> _Challenge_
Set down the full listing exactly, character for character.

> _Source material_
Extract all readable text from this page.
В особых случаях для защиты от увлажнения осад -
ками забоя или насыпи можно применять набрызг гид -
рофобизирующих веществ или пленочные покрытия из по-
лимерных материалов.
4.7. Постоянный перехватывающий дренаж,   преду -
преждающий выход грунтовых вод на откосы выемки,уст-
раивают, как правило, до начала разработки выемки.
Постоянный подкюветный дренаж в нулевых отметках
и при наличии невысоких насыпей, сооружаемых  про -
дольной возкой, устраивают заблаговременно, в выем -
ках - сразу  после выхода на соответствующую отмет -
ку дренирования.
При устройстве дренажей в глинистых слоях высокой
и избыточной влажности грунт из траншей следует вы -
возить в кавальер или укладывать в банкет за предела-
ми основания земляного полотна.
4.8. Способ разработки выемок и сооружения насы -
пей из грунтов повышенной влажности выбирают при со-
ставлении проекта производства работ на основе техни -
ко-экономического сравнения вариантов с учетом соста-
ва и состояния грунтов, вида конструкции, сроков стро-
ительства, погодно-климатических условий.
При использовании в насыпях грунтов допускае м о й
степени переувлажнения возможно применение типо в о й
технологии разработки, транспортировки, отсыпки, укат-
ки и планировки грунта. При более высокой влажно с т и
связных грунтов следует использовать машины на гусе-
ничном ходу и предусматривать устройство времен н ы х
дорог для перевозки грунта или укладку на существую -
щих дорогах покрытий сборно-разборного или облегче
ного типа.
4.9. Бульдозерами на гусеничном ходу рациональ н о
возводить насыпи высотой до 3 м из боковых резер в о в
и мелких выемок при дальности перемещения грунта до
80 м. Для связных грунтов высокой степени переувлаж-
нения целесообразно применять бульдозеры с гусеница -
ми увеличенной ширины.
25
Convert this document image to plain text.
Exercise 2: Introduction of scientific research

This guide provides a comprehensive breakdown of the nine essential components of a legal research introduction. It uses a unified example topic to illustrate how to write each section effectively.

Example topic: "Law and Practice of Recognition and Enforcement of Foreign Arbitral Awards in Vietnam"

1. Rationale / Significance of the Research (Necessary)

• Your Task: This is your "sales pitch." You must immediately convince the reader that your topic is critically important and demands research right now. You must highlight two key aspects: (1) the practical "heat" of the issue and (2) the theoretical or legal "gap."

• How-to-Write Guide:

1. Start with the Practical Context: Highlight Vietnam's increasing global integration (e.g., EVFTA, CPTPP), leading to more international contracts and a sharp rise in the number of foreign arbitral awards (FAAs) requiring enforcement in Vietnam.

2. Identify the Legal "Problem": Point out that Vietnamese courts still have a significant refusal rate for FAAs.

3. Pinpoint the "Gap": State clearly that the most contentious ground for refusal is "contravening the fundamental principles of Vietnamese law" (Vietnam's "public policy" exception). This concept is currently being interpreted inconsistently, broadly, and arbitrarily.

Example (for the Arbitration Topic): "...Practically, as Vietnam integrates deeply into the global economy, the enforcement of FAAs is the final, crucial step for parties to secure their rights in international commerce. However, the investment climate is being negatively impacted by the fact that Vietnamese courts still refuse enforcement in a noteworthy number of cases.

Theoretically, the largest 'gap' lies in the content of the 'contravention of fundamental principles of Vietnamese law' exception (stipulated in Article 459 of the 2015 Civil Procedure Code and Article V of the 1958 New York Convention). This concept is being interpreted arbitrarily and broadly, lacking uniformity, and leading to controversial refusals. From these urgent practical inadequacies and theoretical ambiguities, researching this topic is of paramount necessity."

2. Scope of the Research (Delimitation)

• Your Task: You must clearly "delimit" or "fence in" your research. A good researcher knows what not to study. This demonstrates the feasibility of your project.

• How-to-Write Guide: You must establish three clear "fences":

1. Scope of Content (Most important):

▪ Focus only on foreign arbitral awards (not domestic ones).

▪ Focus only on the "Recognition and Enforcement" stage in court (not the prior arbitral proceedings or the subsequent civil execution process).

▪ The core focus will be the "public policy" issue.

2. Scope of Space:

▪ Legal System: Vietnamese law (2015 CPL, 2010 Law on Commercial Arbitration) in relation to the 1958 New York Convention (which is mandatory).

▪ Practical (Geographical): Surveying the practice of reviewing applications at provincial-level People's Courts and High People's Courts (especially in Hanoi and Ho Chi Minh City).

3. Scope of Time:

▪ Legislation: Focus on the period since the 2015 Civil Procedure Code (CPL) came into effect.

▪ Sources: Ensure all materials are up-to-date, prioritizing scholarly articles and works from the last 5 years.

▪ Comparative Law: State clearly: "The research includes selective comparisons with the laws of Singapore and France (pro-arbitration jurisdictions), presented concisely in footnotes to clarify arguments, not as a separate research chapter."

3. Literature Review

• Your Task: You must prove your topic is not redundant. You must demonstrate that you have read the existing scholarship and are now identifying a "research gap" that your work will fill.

> _Problem solution_
Extract all readable text from this page.
В особых случаях для защиты от увлажнения осад -
ками забоя или насыпи можно применять набрызг гид -
рофобизирующих веществ или пленочные покрытия из по-
лимерных материалов.
4.7. Постоянный перехватывающий дренаж,   преду -
преждающий выход грунтовых вод на откосы выемки,уст-
раивают, как правило, до начала разработки выемки.
Постоянный подкюветный дренаж в нулевых отметках
и при наличии невысоких насыпей, сооружаемых  про -
дольной возкой, устраивают заблаговременно, в выем -
ках - сразу  после выхода на соответствующую отмет -
ку дренирования.
При устройстве дренажей в глинистых слоях высокой
и избыточной влажности грунт из траншей следует вы -
возить в кавальер или укладывать в банкет за предела-
ми основания земляного полотна.
4.8. Способ разработки выемок и сооружения насы -
пей из грунтов повышенной влажности выбирают при со-
ставлении проекта производства работ на основе техни -
ко-экономического сравнения вариантов с учетом соста-
ва и состояния грунтов, вида конструкции, сроков стро-
ительства, погодно-климатических условий.
При использовании в насыпях грунтов допускае м о й
степени переувлажнения возможно применение типо в о й
технологии разработки, транспортировки, отсыпки, укат-
ки и планировки грунта. При более высокой влажно с т и
связных грунтов следует использовать машины на гусе-
ничном ходу и предусматривать устройство времен н ы х
дорог для перевозки грунта или укладку на существую -
щих дорогах покрытий сборно-разборного или облегче
ного типа.
4.9. Бульдозерами на гусеничном ходу рациональ н о
возводить насыпи высотой до 3 м из боковых резер в о в
и мелких выемок при дальности перемещения грунта до
80 м. Для связных грунтов высокой степени переувлаж-
нения целесообразно применять бульдозеры с гусеница -
ми увеличенной ширины.
25
Convert this document image to plain text.
Exercise 2: Introduction of scientific research

This guide provides a comprehensive breakdown of the nine essential components of a legal research introduction. It uses a unified example topic to illustrate how to write each section effectively.

Example topic: "Law and Practice of Recognition and Enforcement of Foreign Arbitral Awards in Vietnam"

1. Rationale / Significance of the Research (Necessary)

• Your Task: This is your "sales pitch." You must immediately convince the reader that your topic is critically important and demands research right now. You must highlight two key aspects: (1) the practical "heat" of the issue and (2) the theoretical or legal "gap."

• How-to-Write Guide:

1. Start with the Practical Context: Highlight Vietnam's increasing global integration (e.g., EVFTA, CPTPP), leading to more international contracts and a sharp rise in the number of foreign arbitral awards (FAAs) requiring enforcement in Vietnam.

2. Identify the Legal "Problem": Point out that Vietnamese courts still have a significant refusal rate for FAAs.

3. Pinpoint the "Gap": State clearly that the most contentious ground for refusal is "contravening the fundamental principles of Vietnamese law" (Vietnam's "public policy" exception). This concept is currently being interpreted inconsistently, broadly, and arbitrarily.

Example (for the Arbitration Topic): "...Practically, as Vietnam integrates deeply into the global economy, the enforcement of FAAs is the final, crucial step for parties to secure their rights in international commerce. However, the investment climate is being negatively impacted by the fact that Vietnamese courts still refuse enforcement in a noteworthy number of cases.

Theoretically, the largest 'gap' lies in the content of the 'contravention of fundamental principles of Vietnamese law' exception (stipulated in Article 459 of the 2015 Civil Procedure Code and Article V of the 1958 New York Convention). This concept is being interpreted arbitrarily and broadly, lacking uniformity, and leading to controversial refusals. From these urgent practical inadequacies and theoretical ambiguities, researching this topic is of paramount necessity."

2. Scope of the Research (Delimitation)

• Your Task: You must clearly "delimit" or "fence in" your research. A good researcher knows what not to study. This demonstrates the feasibility of your project.

• How-to-Write Guide: You must establish three clear "fences":

1. Scope of Content (Most important):

▪ Focus only on foreign arbitral awards (not domestic ones).

▪ Focus only on the "Recognition and Enforcement" stage in court (not the prior arbitral proceedings or the subsequent civil execution process).

▪ The core focus will be the "public policy" issue.

2. Scope of Space:

▪ Legal System: Vietnamese law (2015 CPL, 2010 Law on Commercial Arbitration) in relation to the 1958 New York Convention (which is mandatory).

▪ Practical (Geographical): Surveying the practice of reviewing applications at provincial-level People's Courts and High People's Courts (especially in Hanoi and Ho Chi Minh City).

3. Scope of Time:

▪ Legislation: Focus on the period since the 2015 Civil Procedure Code (CPL) came into effect.

▪ Sources: Ensure all materials are up-to-date, prioritizing scholarly articles and works from the last 5 years.

▪ Comparative Law: State clearly: "The research includes selective comparisons with the laws of Singapore and France (pro-arbitration jurisdictions), presented concisely in footnotes to clarify arguments, not as a separate research chapter."

3. Literature Review

• Your Task: You must prove your topic is not redundant. You must demonstrate that you have read the existing scholarship and are now identifying a "research gap" that your work will fill.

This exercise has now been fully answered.